Among the lines below, how many carry the string "CAGR"? Reply with a number and nothing else.

◇ ◇ ◇ ◇ ◇ ◇ ◇

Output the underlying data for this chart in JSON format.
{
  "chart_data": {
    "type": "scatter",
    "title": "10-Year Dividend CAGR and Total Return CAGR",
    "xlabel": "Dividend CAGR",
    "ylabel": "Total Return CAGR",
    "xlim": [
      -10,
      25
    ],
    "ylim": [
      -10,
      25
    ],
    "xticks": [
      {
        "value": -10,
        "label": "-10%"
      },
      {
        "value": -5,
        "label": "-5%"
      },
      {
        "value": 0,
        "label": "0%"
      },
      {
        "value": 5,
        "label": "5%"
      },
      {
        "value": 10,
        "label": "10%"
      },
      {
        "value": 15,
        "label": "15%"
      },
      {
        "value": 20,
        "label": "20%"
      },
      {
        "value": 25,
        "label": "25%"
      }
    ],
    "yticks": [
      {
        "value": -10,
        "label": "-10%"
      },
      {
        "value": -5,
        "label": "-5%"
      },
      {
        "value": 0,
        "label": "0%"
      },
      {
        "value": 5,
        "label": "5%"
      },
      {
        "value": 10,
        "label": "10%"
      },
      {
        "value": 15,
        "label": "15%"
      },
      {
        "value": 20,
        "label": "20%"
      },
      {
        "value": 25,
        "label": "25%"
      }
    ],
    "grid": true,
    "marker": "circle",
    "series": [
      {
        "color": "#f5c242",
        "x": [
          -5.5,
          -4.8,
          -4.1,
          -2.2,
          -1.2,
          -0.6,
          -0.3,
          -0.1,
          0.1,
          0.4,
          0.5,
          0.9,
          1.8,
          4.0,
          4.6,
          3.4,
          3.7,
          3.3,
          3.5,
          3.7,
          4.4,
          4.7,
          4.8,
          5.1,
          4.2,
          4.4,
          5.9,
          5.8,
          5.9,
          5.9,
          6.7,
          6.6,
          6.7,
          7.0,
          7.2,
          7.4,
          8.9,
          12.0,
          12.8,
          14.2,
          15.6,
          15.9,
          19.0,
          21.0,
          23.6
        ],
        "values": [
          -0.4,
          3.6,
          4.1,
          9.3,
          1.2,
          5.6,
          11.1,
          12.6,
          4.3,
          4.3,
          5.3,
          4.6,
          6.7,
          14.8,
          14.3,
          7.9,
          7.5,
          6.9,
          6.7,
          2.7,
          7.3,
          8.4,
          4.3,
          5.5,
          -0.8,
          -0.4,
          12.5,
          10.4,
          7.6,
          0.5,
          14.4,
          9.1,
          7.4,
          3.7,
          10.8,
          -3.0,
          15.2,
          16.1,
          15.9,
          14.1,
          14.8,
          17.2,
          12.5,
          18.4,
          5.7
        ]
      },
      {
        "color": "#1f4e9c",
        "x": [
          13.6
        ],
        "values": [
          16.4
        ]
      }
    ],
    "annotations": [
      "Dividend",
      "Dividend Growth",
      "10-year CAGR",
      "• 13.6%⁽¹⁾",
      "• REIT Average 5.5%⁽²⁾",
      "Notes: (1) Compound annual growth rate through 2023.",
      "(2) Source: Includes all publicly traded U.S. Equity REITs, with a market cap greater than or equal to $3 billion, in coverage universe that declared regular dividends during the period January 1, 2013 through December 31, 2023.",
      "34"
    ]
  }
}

◇ ◇ ◇ ◇ ◇ ◇ ◇

*Solution for this problem*
4